- _Исходный текст_:
※ ※ ※
Так вот, мышь прыгала в банке, я был счастлив. Стало понятно, что мышь будет теперь всегда жить с нами. Она была истеричной идиоткой. Идиотизм очень часто встречается у животных. Так же часто, как и у людей. Мы привезли банку в Москву. Мышь не очеловечивалась. Она жрала, испражнялась и прыгала. Через две недели я решил пересадить ее в клетку. Думал, что изменение условий содержания пойдет на пользу ее психике. Во время пересадки зверек подпрыгнул (а прыгают они с места метра на полтора) и убежал.
Мышь стала жить с нами в квартире на вольном выпасе. Она умнела на глазах. Полюбила общество. Мы на кухню — и мышь на кухню. Мы в библиотеку — и она в библиотеку. Мы спать — и мышь в спальню. Так и жили. Однажды бабушка кричит маме с кухни:
«Тань, мышь у тебя?» Мама из библиотеки: «У меня!» Бабушка ей: «И у меня мышь…»
Короче, наша квартирантка привела друзей из мусоропровода. Их стало не просто много, а очень много. Банки, мышеловки и увещевания не помогали. Решено было вызвать СЭС. В понедельник утром приехала очаровательная худенькая женщина-отравительница в белом халате и шапочке.
Она очень любила мышей. Знала их повадки. Рассказывала, какие они умные и чистенькие. Выпила кофе, съела бутерброд. И оставила шесть маленьких пакетиков-кулечков из коричневой оберточной бумаги. В каждый кулечек она капнула по пол чайной ложечки постного масла. Кулечки разложили по углам.
Больше мы никогда мышей не видели. И трупиков не нашли. Через год мама убрала кулечки. Они были не тронуты. Мыши не отравились, они просто обиделись и ушли.
※ ※ ※
- _Исходные строки_:

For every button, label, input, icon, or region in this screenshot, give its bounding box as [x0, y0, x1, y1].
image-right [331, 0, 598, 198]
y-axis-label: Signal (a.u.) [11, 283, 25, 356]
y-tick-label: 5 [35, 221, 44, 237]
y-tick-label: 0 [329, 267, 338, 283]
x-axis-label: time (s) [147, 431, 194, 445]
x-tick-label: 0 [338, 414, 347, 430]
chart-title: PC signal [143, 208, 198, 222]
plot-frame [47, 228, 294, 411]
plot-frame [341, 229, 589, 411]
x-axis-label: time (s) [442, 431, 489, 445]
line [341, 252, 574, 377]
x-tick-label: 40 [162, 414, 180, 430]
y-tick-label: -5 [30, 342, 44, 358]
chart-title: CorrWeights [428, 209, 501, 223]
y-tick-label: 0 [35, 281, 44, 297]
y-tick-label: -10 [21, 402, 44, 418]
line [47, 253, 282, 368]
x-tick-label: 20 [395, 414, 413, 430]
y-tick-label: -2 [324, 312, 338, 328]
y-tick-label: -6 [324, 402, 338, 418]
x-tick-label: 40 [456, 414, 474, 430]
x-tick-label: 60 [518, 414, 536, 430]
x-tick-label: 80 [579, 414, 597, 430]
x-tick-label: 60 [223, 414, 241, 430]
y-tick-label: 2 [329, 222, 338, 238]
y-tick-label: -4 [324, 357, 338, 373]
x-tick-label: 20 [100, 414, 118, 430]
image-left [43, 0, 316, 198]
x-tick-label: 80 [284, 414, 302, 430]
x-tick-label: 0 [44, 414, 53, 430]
※ ※ ※
- _Условие задания_:
Перепишите без изменений фрагмент исходного текста от «Мышь стала жить» до «халате и шапочке.» включительно. Строки представляют собой отдельный материал и к исходному тексту не относятся.

- _Решение задания_:
Мышь стала жить с нами в квартире на вольном выпасе. Она умнела на глазах. Полюбила общество. Мы на кухню — и мышь на кухню. Мы в библиотеку — и она в библиотеку. Мы спать — и мышь в спальню. Так и жили. Однажды бабушка кричит маме с кухни:
«Тань, мышь у тебя?» Мама из библиотеки: «У меня!» Бабушка ей: «И у меня мышь…»
Короче, наша квартирантка привела друзей из мусоропровода. Их стало не просто много, а очень много. Банки, мышеловки и увещевания не помогали. Решено было вызвать СЭС. В понедельник утром приехала очаровательная худенькая женщина-отравительница в белом халате и шапочке.